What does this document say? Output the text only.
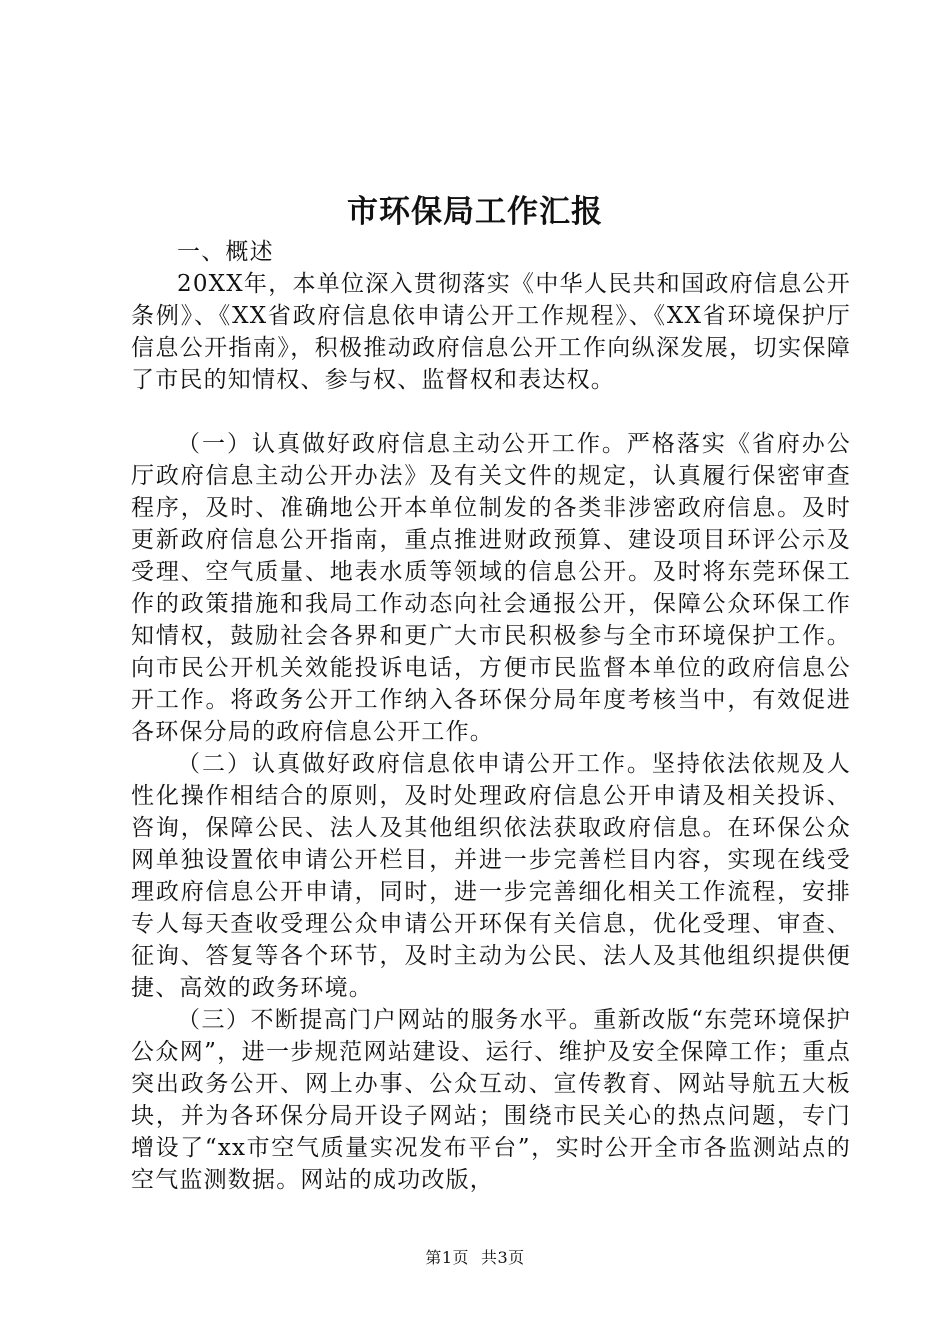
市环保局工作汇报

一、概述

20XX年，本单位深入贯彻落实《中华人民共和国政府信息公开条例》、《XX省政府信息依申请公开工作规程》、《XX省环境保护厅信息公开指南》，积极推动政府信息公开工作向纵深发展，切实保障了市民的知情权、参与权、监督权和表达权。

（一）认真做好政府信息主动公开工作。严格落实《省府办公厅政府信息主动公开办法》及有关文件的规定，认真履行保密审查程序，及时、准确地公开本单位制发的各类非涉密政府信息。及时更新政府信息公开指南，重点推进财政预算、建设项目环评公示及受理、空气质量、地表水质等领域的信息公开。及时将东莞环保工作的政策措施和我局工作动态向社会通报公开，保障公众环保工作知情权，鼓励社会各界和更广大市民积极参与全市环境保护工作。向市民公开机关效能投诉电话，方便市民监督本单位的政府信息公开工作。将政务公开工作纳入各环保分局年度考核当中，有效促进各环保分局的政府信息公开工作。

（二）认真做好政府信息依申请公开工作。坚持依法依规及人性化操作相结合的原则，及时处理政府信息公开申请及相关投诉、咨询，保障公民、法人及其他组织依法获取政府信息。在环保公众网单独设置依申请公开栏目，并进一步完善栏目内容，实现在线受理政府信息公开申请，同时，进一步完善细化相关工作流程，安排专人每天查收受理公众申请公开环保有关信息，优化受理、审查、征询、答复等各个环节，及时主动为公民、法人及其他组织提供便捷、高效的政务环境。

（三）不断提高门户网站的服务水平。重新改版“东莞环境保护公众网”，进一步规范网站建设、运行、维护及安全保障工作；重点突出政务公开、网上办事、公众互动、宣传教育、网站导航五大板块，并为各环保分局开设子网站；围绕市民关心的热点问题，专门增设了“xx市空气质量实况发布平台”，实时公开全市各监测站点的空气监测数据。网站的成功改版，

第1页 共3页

Instruction: Copy out each record shown above without alteration, skipping any picture.

The reply:
What does this document say? Output the text only.
市环保局工作汇报

一、概述

20XX年，本单位深入贯彻落实《中华人民共和国政府信息公开条例》、《XX省政府信息依申请公开工作规程》、《XX省环境保护厅信息公开指南》，积极推动政府信息公开工作向纵深发展，切实保障了市民的知情权、参与权、监督权和表达权。

（一）认真做好政府信息主动公开工作。严格落实《省府办公厅政府信息主动公开办法》及有关文件的规定，认真履行保密审查程序，及时、准确地公开本单位制发的各类非涉密政府信息。及时更新政府信息公开指南，重点推进财政预算、建设项目环评公示及受理、空气质量、地表水质等领域的信息公开。及时将东莞环保工作的政策措施和我局工作动态向社会通报公开，保障公众环保工作知情权，鼓励社会各界和更广大市民积极参与全市环境保护工作。向市民公开机关效能投诉电话，方便市民监督本单位的政府信息公开工作。将政务公开工作纳入各环保分局年度考核当中，有效促进各环保分局的政府信息公开工作。

（二）认真做好政府信息依申请公开工作。坚持依法依规及人性化操作相结合的原则，及时处理政府信息公开申请及相关投诉、咨询，保障公民、法人及其他组织依法获取政府信息。在环保公众网单独设置依申请公开栏目，并进一步完善栏目内容，实现在线受理政府信息公开申请，同时，进一步完善细化相关工作流程，安排专人每天查收受理公众申请公开环保有关信息，优化受理、审查、征询、答复等各个环节，及时主动为公民、法人及其他组织提供便捷、高效的政务环境。

（三）不断提高门户网站的服务水平。重新改版“东莞环境保护公众网”，进一步规范网站建设、运行、维护及安全保障工作；重点突出政务公开、网上办事、公众互动、宣传教育、网站导航五大板块，并为各环保分局开设子网站；围绕市民关心的热点问题，专门增设了“xx市空气质量实况发布平台”，实时公开全市各监测站点的空气监测数据。网站的成功改版，

第1页 共3页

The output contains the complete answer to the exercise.